*Task statement:* Give only a count of the lines that include the string "color".

*Stored items:*
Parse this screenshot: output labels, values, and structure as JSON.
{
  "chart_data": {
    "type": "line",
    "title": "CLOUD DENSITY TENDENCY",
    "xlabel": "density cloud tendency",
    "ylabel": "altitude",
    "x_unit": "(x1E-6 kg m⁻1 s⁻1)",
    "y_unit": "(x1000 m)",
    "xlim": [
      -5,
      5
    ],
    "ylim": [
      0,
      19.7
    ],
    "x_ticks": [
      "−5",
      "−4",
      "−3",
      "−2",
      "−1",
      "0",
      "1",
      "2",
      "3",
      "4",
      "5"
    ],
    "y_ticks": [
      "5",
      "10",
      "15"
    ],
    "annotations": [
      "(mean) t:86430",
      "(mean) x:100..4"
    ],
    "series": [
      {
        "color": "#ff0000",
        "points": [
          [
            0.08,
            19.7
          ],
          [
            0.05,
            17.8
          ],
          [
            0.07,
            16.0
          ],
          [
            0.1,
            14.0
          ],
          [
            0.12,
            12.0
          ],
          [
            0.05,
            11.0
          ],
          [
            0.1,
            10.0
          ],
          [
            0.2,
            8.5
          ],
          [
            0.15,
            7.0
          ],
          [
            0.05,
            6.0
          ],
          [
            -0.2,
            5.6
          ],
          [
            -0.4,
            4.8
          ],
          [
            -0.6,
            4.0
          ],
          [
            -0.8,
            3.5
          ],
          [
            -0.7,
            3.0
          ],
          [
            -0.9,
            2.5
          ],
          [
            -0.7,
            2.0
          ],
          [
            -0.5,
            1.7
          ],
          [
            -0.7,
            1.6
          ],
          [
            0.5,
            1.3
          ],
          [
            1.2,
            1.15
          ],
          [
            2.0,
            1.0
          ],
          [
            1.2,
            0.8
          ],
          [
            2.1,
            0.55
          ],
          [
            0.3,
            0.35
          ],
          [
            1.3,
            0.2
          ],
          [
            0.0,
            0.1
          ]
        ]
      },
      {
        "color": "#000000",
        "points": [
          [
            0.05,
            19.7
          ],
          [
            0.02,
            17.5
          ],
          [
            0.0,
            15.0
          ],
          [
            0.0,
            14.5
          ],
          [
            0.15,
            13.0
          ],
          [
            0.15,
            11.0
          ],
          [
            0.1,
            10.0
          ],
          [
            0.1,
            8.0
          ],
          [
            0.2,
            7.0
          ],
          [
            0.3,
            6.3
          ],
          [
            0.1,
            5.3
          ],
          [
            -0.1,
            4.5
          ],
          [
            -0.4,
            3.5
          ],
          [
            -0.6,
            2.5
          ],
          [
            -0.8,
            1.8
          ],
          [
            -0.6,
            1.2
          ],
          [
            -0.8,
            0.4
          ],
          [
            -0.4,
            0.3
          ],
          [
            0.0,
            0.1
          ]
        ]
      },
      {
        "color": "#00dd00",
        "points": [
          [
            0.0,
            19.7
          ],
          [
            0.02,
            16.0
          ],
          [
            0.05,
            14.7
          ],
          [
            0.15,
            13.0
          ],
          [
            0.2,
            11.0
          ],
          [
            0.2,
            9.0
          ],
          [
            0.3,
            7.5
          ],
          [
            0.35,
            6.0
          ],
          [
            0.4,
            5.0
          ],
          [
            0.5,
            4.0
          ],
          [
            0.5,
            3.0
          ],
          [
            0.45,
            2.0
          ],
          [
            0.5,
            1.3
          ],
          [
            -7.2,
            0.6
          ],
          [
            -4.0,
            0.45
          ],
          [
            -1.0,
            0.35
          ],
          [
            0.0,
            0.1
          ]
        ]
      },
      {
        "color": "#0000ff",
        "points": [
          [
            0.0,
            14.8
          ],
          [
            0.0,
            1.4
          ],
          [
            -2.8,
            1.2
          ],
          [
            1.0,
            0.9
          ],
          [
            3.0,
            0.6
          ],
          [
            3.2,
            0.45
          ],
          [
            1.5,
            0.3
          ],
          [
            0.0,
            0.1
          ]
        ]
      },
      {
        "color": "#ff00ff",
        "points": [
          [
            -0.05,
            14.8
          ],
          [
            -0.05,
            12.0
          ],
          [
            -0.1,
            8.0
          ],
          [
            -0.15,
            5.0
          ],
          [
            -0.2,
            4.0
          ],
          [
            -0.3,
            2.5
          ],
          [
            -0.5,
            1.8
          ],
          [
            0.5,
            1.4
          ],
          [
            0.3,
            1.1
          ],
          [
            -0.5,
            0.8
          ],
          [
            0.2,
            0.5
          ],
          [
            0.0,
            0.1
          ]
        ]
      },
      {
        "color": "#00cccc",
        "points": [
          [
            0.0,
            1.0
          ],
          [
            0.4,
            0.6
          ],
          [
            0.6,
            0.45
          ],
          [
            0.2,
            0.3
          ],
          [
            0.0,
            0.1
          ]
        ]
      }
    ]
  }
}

*The completed task:* 6